TASK INSTRUCTIONS >> Look for "Choose" in each line of the entries, and return the matching lines.

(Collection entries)
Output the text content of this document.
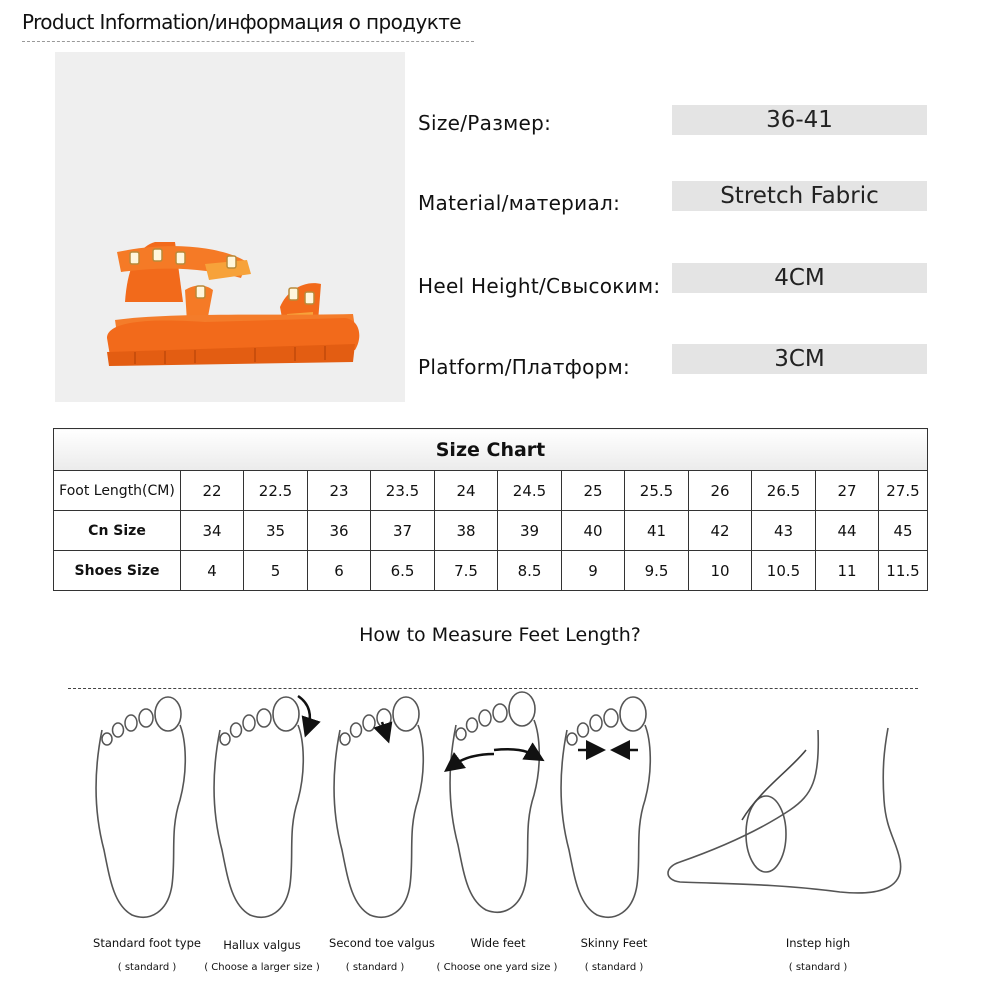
Product Information/информация о продукте
Size/Размер:	36-41
Material/материал:	Stretch Fabric
Heel Height/Свысоким:	4CM
Platform/Платформ:	3CM
Size Chart												
Foot Length(CM)	22	22.5	23	23.5	24	24.5	25	25.5	26	26.5	27	27.5
Cn Size	34	35	36	37	38	39	40	41	42	43	44	45
Shoes Size	4	5	6	6.5	7.5	8.5	9	9.5	10	10.5	11	11.5
How to Measure Feet Length?
Standard foot type
( standard )
Hallux valgus
( Choose a larger size )
Second toe valgus
( standard )
Wide feet
( Choose one yard size )
Skinny Feet
( standard )
Instep high
( standard )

THE RESULT >>
( Choose a larger size )
( Choose one yard size )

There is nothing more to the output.